Directions:
Each line of the material below that holds the word "this" needs to be copied.

(Data entries)
________________

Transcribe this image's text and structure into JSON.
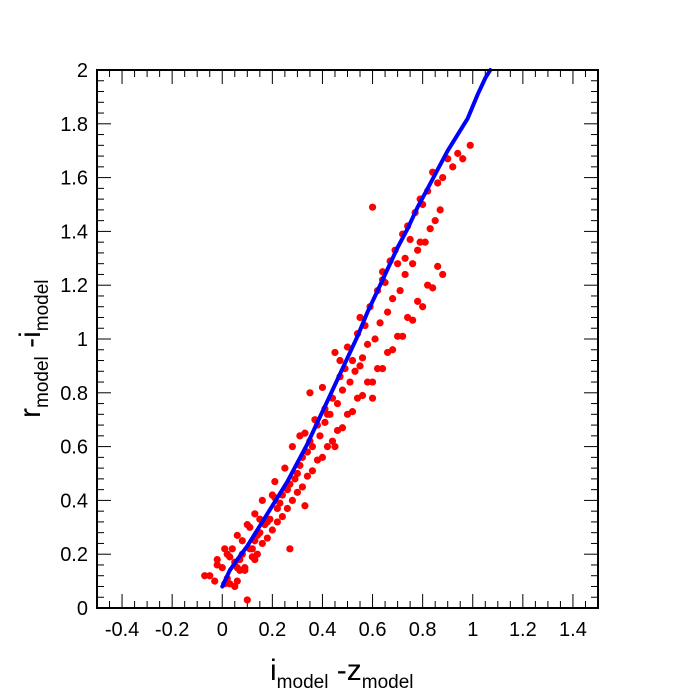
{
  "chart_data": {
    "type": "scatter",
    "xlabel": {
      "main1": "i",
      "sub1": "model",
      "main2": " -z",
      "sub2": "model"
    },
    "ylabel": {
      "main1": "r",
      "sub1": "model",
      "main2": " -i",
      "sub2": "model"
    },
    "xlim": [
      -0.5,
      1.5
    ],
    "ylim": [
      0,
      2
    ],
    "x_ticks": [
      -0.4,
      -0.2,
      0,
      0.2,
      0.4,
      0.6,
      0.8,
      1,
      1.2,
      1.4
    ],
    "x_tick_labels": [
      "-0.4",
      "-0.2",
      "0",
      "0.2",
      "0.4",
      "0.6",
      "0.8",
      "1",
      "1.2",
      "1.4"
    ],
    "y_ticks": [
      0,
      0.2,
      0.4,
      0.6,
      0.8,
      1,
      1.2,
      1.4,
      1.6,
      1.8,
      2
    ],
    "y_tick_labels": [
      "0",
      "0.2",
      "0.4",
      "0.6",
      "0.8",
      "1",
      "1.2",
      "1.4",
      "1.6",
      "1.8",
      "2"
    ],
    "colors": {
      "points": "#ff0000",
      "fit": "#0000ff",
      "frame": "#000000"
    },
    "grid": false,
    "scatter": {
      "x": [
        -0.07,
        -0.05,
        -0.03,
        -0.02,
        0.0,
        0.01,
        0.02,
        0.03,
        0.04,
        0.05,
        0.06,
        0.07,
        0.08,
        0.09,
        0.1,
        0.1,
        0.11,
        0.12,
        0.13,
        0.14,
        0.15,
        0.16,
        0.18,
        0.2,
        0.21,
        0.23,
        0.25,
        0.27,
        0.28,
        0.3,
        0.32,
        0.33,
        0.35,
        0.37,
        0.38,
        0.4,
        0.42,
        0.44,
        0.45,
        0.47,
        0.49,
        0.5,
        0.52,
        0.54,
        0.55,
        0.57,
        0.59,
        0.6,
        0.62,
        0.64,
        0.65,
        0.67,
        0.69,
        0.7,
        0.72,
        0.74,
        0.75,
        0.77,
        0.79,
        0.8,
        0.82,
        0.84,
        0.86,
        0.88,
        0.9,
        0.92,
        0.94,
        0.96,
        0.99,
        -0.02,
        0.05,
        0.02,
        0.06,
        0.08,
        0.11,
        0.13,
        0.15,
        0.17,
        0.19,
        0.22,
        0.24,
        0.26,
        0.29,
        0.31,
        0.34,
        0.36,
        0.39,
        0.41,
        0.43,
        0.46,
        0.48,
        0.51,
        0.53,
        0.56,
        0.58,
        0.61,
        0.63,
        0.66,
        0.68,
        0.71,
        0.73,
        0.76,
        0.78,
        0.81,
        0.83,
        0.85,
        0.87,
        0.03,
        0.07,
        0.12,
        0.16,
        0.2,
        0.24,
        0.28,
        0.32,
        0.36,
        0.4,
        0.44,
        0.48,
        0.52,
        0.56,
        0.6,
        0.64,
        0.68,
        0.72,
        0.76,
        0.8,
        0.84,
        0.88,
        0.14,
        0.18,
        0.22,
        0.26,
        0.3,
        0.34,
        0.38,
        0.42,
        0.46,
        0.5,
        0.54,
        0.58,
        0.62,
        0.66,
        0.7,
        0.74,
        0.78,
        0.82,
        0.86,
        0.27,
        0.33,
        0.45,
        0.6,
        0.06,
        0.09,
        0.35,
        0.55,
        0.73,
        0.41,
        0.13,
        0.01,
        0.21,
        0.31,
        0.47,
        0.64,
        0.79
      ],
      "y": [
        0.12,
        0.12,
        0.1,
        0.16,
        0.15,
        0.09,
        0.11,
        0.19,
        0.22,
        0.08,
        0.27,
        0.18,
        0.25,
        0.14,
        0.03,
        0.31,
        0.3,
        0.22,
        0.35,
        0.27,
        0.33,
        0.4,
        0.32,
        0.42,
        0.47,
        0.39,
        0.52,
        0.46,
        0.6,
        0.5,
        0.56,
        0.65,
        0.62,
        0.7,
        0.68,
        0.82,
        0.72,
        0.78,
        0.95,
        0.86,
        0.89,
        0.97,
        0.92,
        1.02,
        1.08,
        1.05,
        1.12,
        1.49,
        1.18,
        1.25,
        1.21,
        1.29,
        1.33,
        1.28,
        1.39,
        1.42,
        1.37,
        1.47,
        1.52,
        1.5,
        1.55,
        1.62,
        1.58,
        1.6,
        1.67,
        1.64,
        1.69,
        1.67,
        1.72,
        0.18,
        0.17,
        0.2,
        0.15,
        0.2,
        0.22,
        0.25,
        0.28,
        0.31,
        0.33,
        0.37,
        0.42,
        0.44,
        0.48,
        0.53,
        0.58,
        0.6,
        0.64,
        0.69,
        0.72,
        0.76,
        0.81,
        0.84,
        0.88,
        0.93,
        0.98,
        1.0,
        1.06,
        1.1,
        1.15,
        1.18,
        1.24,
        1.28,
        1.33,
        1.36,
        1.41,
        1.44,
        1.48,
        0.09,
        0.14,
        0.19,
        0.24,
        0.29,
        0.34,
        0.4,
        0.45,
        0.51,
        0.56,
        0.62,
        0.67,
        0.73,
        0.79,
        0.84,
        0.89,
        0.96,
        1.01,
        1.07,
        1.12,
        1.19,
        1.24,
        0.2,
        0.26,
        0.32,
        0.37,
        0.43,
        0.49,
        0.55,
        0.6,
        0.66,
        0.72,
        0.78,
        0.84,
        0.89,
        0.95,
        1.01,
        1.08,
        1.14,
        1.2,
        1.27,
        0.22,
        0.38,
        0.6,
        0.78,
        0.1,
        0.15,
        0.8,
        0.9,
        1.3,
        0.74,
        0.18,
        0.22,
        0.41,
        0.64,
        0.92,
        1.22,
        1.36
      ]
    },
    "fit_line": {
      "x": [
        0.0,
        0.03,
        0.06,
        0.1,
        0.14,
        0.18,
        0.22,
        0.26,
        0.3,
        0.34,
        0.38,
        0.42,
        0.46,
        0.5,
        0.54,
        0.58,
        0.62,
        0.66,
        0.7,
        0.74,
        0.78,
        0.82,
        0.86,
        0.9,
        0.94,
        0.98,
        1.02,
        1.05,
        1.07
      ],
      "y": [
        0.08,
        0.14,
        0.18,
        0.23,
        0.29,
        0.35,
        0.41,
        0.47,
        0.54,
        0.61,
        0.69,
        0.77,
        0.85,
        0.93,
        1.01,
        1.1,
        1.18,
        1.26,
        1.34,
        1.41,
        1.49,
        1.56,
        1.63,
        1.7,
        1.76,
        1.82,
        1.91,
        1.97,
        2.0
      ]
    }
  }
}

________________

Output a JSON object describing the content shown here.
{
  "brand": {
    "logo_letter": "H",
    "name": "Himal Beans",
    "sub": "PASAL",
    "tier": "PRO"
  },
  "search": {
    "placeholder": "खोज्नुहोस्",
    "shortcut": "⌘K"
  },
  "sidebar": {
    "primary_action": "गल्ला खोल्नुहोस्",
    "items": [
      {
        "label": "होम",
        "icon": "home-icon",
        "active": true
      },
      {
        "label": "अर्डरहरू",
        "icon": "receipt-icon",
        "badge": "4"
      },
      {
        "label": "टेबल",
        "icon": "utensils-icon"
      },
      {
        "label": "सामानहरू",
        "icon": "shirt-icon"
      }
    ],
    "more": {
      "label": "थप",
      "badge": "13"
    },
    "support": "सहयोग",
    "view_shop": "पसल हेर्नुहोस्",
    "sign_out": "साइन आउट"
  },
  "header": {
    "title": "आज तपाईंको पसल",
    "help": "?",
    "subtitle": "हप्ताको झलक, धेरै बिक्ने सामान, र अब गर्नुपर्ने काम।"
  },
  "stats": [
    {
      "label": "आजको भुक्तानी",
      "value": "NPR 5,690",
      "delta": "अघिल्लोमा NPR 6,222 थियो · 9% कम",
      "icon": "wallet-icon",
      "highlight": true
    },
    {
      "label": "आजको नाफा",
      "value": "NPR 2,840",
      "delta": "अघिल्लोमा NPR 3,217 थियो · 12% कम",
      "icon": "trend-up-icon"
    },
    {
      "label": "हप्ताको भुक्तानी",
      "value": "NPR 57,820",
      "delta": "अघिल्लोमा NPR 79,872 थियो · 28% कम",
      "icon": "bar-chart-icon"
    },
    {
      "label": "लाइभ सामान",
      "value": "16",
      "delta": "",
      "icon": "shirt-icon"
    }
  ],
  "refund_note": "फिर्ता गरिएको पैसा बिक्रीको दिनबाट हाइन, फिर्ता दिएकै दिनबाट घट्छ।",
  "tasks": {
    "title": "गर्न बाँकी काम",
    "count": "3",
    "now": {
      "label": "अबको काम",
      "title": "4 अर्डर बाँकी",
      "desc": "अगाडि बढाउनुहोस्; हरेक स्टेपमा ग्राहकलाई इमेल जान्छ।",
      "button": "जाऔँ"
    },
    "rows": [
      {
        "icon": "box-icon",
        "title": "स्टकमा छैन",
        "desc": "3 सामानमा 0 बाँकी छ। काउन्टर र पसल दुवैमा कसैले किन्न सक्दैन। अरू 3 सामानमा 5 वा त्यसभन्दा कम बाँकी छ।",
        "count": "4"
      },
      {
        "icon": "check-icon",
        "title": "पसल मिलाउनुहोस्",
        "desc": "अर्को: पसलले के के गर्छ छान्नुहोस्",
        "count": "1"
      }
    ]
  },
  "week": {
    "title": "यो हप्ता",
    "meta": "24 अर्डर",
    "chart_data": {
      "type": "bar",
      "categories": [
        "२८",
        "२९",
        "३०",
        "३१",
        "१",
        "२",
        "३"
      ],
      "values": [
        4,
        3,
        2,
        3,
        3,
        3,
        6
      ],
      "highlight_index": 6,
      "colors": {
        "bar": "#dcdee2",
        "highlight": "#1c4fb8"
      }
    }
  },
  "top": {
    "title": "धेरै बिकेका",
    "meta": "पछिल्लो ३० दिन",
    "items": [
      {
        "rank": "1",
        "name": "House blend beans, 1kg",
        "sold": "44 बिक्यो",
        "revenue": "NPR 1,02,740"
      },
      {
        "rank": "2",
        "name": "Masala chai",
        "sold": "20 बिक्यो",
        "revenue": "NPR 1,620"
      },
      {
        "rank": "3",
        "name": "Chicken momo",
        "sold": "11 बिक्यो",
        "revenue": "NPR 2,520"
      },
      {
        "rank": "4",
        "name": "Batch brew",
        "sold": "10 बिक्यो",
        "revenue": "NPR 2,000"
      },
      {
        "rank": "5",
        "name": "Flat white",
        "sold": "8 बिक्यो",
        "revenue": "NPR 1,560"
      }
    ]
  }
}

________________

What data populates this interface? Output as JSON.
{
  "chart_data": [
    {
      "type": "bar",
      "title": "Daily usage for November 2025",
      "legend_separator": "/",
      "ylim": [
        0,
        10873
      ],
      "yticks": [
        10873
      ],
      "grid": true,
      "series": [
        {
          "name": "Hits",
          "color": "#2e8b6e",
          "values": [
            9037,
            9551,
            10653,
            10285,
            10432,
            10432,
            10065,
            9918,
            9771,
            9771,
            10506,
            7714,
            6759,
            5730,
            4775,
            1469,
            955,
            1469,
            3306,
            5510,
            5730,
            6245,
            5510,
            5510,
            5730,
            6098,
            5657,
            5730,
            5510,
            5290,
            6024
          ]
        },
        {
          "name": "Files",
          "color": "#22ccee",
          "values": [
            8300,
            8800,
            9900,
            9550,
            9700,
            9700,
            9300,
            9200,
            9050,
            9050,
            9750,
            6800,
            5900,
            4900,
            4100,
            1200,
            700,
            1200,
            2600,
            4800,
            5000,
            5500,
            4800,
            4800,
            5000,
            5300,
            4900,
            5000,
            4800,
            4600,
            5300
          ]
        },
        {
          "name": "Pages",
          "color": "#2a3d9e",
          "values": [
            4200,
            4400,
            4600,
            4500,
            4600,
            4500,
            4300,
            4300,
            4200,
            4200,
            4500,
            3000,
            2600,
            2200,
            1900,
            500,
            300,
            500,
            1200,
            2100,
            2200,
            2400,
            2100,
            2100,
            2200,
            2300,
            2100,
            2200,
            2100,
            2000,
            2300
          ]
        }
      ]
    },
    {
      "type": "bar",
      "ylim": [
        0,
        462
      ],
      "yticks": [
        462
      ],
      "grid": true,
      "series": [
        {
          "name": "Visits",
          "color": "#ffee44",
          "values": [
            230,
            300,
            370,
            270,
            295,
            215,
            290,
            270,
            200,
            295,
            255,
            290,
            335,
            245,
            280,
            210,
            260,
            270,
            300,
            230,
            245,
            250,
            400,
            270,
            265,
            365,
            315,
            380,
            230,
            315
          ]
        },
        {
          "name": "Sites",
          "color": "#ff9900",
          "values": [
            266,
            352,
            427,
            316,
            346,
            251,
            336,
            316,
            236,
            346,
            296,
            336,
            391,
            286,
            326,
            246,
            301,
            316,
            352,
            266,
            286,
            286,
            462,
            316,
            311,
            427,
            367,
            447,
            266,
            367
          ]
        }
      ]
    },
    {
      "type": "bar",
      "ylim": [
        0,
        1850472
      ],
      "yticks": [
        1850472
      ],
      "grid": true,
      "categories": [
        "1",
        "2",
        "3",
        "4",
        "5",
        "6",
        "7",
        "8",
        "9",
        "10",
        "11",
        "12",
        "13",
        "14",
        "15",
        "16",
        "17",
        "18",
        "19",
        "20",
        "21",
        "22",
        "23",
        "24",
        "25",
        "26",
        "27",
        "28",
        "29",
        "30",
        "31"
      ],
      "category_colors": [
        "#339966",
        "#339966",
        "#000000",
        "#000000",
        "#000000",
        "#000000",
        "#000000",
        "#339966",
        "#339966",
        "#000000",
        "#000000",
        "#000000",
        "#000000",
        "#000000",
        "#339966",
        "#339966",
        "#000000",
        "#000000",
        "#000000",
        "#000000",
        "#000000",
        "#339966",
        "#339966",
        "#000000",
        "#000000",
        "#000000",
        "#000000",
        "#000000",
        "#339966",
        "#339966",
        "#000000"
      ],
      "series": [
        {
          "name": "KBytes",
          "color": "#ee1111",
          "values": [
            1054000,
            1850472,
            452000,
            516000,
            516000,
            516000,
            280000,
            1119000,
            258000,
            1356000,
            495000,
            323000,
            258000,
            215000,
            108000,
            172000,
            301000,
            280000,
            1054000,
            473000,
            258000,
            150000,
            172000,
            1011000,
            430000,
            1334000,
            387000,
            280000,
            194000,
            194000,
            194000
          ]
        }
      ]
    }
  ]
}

________________

Complete response:
Transcribe this image's text and structure into JSON.
What data populates this interface? Output as JSON.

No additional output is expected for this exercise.